» To be done
Check the listing below for lines that hold "الصور". How many are there? Please give only the number.

▼

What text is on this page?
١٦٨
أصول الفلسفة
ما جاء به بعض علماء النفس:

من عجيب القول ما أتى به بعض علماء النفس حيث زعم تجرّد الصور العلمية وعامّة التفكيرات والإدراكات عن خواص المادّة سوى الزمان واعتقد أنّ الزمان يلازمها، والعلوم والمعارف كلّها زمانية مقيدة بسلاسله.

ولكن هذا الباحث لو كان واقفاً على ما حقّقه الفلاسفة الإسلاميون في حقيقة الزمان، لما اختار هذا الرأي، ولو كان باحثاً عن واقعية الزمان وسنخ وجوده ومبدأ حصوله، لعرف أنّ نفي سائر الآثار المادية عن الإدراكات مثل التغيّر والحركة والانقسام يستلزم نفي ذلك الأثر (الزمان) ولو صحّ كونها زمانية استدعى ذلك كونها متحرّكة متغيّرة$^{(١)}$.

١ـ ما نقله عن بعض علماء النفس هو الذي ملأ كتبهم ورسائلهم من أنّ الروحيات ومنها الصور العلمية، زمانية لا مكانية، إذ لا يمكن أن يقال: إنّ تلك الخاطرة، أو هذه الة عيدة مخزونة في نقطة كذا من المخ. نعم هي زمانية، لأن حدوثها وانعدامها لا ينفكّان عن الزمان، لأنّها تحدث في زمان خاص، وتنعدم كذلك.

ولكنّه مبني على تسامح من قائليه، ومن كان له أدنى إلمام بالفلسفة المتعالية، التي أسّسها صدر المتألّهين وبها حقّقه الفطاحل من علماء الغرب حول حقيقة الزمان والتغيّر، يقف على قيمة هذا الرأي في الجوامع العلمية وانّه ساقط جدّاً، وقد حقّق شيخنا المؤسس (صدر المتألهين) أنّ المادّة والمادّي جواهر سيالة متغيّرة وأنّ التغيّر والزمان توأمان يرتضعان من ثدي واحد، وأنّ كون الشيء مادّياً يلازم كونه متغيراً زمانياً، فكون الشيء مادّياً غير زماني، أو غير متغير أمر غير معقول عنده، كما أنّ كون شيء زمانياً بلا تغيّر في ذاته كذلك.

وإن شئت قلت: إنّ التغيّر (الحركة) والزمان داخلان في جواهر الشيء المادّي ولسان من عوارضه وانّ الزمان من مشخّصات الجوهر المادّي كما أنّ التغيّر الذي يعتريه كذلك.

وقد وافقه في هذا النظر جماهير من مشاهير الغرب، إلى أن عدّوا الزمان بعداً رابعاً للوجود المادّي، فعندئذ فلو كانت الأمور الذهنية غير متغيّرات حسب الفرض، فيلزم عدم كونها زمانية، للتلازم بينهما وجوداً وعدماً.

▲

» Expected answer
2